- **WHAT THE TASK ASKS**:
Pull out every line below containing the word "inflows".

■ ■ ■ ■ ■

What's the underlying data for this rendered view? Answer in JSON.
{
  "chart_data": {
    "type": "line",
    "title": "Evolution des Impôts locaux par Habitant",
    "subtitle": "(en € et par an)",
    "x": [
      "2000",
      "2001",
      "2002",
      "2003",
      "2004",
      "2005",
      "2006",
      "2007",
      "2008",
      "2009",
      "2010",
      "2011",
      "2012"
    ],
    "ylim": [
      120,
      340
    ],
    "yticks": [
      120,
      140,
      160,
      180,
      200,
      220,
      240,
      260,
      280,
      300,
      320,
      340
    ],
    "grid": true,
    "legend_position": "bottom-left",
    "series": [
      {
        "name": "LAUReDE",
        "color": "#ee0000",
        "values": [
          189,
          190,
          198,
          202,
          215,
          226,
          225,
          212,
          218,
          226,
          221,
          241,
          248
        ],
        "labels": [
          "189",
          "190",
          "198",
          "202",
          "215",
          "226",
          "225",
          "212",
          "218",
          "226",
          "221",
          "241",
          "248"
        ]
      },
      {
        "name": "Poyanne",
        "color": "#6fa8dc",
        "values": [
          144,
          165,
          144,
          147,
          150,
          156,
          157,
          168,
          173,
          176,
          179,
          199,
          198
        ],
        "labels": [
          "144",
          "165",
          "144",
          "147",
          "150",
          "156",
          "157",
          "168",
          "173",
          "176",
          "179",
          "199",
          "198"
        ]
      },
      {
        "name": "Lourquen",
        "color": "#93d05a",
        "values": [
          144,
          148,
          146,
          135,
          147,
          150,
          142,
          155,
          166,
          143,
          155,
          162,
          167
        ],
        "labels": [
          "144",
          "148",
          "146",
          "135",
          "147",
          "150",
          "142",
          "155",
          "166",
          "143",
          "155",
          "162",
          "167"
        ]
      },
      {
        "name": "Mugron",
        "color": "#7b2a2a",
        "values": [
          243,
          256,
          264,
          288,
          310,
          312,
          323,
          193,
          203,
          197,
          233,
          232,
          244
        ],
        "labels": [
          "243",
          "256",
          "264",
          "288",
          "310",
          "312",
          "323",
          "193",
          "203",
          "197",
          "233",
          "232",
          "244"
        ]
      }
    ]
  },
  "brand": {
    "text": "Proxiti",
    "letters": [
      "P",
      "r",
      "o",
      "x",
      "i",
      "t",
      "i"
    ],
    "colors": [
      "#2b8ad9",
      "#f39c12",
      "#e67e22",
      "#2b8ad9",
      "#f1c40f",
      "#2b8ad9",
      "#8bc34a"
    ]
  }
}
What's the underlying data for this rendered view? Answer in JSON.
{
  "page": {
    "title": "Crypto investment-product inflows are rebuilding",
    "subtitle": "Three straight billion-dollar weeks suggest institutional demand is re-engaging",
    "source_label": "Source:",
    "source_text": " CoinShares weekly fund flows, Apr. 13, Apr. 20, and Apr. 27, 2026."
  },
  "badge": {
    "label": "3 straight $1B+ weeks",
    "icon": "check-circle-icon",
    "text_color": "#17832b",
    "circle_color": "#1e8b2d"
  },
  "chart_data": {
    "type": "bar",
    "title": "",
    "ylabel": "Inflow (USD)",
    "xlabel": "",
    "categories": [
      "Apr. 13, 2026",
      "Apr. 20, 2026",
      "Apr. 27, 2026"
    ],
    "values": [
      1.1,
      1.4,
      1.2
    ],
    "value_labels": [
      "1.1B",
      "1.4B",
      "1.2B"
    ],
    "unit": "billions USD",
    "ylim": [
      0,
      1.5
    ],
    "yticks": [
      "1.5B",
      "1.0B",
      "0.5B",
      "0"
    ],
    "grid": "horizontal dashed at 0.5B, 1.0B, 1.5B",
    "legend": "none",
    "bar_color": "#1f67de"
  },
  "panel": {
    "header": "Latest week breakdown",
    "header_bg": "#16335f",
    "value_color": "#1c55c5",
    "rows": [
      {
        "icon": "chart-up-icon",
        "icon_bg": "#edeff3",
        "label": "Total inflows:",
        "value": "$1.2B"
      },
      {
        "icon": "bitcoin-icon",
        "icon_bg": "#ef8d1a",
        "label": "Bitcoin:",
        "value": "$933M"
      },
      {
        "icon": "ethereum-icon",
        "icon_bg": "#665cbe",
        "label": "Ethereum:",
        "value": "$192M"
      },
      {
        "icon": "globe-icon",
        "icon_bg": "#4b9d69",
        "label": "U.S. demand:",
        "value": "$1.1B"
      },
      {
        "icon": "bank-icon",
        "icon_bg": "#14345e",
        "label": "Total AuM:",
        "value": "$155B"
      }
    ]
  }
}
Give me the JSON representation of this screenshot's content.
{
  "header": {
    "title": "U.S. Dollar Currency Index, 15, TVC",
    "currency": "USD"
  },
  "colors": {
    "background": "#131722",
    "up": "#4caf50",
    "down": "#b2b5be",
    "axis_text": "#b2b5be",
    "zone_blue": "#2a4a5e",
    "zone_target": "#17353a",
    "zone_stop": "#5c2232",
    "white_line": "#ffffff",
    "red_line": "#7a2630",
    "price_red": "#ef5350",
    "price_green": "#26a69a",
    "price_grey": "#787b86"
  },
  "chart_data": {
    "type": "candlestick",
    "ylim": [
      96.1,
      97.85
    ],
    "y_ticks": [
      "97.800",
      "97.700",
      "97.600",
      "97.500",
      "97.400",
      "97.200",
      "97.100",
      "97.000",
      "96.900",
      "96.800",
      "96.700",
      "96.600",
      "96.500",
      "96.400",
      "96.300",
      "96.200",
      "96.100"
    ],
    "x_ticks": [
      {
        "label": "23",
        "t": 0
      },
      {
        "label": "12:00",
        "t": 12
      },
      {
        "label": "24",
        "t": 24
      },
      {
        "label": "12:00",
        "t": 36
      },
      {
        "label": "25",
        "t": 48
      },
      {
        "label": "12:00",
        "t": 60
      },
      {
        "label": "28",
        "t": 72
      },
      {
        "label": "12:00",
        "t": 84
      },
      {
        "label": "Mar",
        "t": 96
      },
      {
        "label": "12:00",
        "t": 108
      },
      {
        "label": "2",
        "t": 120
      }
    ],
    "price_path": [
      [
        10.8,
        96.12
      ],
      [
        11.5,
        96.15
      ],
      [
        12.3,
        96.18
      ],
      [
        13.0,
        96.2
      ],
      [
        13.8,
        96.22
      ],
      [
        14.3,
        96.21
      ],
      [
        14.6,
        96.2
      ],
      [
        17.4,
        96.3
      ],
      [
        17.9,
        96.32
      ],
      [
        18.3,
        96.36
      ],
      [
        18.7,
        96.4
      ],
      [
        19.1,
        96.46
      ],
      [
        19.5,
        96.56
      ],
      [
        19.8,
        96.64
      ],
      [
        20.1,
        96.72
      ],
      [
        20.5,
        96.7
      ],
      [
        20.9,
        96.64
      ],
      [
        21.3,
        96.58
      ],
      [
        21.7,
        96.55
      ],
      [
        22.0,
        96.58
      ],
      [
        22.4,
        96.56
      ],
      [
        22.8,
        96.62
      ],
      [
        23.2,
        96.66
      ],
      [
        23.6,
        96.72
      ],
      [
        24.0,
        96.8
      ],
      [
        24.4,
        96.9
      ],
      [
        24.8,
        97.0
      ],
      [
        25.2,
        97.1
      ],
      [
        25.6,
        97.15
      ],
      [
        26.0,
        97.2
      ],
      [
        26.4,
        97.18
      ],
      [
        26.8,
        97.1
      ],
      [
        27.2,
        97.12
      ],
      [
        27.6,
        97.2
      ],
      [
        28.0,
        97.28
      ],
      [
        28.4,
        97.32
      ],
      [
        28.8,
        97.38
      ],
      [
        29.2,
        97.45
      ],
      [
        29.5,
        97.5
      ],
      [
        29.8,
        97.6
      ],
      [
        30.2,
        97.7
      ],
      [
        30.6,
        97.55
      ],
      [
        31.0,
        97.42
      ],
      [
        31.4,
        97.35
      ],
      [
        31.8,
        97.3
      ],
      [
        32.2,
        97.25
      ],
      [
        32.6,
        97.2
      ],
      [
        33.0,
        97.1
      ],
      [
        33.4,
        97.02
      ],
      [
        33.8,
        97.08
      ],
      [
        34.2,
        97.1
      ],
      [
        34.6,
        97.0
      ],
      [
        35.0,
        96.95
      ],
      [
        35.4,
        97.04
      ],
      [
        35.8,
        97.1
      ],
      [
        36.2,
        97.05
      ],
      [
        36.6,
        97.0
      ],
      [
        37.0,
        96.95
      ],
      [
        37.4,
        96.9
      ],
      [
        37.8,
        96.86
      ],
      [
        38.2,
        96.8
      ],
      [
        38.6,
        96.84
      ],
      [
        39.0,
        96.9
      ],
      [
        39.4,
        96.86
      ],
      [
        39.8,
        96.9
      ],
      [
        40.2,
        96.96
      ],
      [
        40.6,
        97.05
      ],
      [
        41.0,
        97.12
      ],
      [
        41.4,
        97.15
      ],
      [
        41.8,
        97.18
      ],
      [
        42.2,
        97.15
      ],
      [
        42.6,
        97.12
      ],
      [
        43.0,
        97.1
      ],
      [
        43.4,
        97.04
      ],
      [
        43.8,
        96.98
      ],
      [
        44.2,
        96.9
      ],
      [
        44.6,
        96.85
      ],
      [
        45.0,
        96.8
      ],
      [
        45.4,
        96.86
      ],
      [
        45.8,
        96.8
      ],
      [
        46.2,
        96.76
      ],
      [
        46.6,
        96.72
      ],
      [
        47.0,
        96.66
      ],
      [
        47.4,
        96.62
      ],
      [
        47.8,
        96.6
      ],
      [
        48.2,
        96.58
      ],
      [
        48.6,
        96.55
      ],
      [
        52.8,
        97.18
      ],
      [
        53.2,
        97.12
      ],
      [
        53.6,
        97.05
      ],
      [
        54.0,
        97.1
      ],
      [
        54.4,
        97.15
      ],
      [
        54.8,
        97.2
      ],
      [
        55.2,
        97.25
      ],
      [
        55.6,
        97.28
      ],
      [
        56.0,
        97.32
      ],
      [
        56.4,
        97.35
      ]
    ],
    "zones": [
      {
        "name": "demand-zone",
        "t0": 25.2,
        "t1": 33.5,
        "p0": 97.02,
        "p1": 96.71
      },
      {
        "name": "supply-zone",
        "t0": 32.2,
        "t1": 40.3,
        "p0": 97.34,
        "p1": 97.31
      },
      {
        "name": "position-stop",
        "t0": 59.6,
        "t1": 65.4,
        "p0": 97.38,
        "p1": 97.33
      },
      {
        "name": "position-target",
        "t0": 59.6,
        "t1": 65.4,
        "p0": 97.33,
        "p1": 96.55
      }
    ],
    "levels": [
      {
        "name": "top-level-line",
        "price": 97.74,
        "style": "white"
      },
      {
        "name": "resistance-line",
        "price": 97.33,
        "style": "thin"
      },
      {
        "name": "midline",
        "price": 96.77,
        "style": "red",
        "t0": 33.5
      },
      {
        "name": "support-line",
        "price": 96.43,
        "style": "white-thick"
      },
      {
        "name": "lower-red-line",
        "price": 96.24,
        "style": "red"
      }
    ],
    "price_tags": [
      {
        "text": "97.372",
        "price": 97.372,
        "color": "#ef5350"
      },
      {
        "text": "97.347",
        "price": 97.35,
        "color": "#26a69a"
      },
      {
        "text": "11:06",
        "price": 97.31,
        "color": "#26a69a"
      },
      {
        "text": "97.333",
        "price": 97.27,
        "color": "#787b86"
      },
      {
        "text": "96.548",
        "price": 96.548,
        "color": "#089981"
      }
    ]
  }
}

■ ■ ■ ■ ■

- **OUTPUT OF THE EXERCISE**:
    "title": "Crypto investment-product inflows are rebuilding",
        "label": "Total inflows:",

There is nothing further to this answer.